Pick out every line in the records below that contains the word "keypad", and copy each of those lines.

● **DATA ROWS**:
•••••
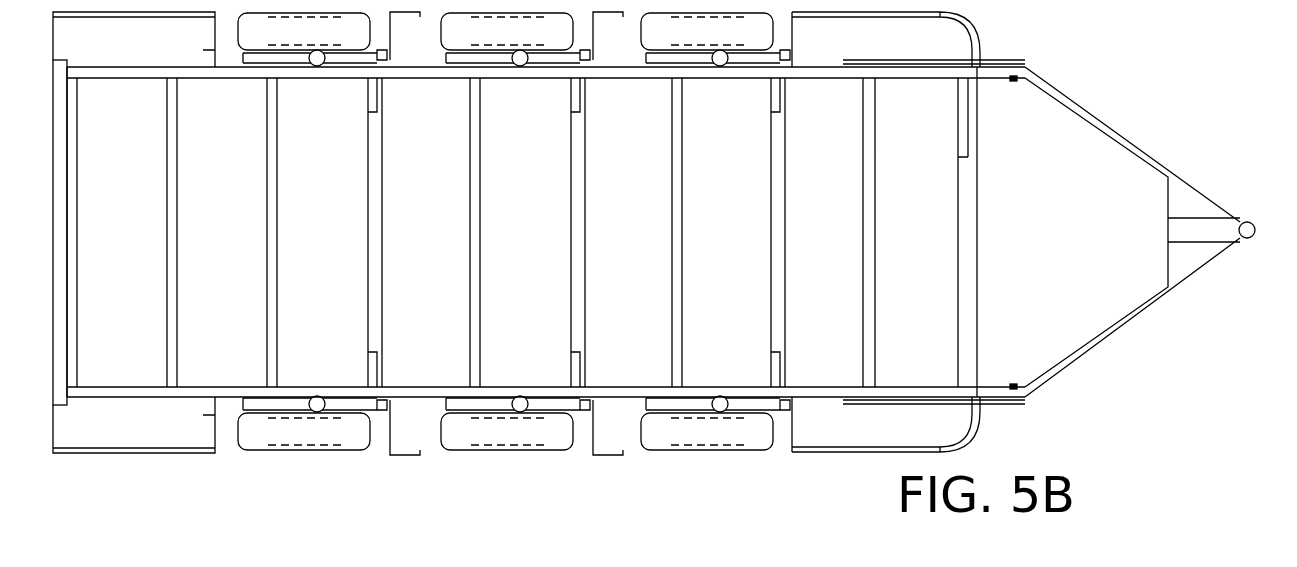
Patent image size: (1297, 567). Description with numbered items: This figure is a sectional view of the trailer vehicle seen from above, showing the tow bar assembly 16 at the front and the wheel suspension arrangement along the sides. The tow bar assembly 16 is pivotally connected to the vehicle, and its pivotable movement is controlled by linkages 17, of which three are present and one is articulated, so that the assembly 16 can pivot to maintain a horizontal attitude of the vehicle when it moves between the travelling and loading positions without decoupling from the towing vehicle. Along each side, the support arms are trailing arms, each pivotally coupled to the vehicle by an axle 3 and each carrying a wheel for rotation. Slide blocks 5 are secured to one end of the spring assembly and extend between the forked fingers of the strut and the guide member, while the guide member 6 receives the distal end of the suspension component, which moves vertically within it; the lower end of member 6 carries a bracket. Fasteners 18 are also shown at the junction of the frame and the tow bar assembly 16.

The axle 3 is at (383, 105).
The slide blocks 5 is at (390, 72).
The guide member 6 is at (391, 52).
The tow bar assembly 16 is at (1118, 318).
The linkages 17 is at (1006, 58).
The fastener 18 is at (1016, 83).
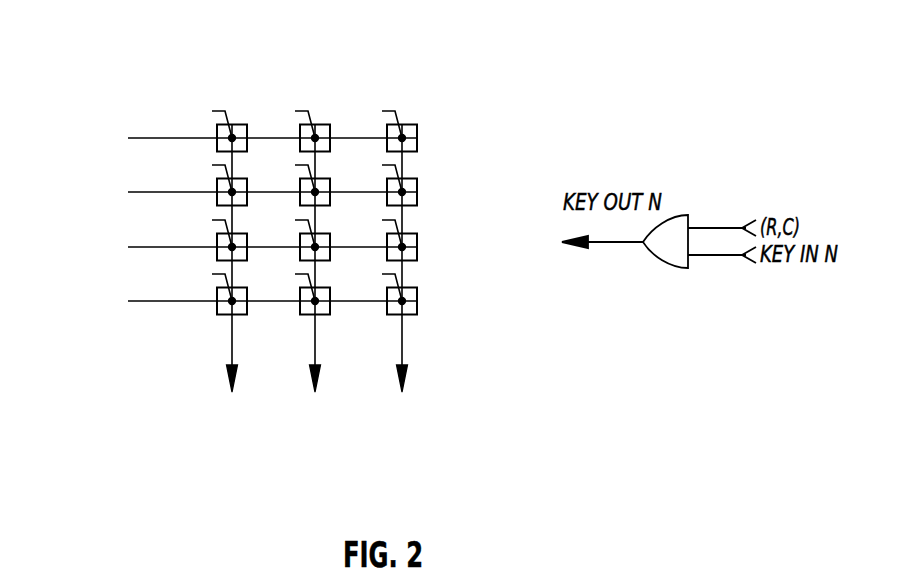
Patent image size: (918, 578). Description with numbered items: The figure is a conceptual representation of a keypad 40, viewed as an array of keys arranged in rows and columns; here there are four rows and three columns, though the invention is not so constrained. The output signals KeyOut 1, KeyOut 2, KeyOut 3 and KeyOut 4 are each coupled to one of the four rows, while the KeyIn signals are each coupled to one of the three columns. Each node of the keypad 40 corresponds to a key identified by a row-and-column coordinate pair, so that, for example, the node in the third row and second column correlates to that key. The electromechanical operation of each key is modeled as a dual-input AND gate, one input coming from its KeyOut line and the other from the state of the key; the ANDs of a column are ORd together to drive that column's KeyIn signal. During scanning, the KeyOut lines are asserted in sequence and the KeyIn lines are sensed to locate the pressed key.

The keypad 40 is at (128, 83).
The key out line 1 is at (118, 132).
The key out line 2 is at (118, 186).
The key out line 3 is at (118, 241).
The key out line 4 is at (118, 295).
•••••
● **TASK RESPONSE**:
Patent image size: (918, 578). Description with numbered items: The figure is a conceptual representation of a keypad 40, viewed as an array of keys arranged in rows and columns; here there are four rows and three columns, though the invention is not so constrained. The output signals KeyOut 1, KeyOut 2, KeyOut 3 and KeyOut 4 are each coupled to one of the four rows, while the KeyIn signals are each coupled to one of the three columns. Each node of the keypad 40 corresponds to a key identified by a row-and-column coordinate pair, so that, for example, the node in the third row and second column correlates to that key. The electromechanical operation of each key is modeled as a dual-input AND gate, one input coming from its KeyOut line and the other from the state of the key; the ANDs of a column are ORd together to drive that column's KeyIn signal. During scanning, the KeyOut lines are asserted in sequence and the KeyIn lines are sensed to locate the pressed key.
The keypad 40 is at (128, 83).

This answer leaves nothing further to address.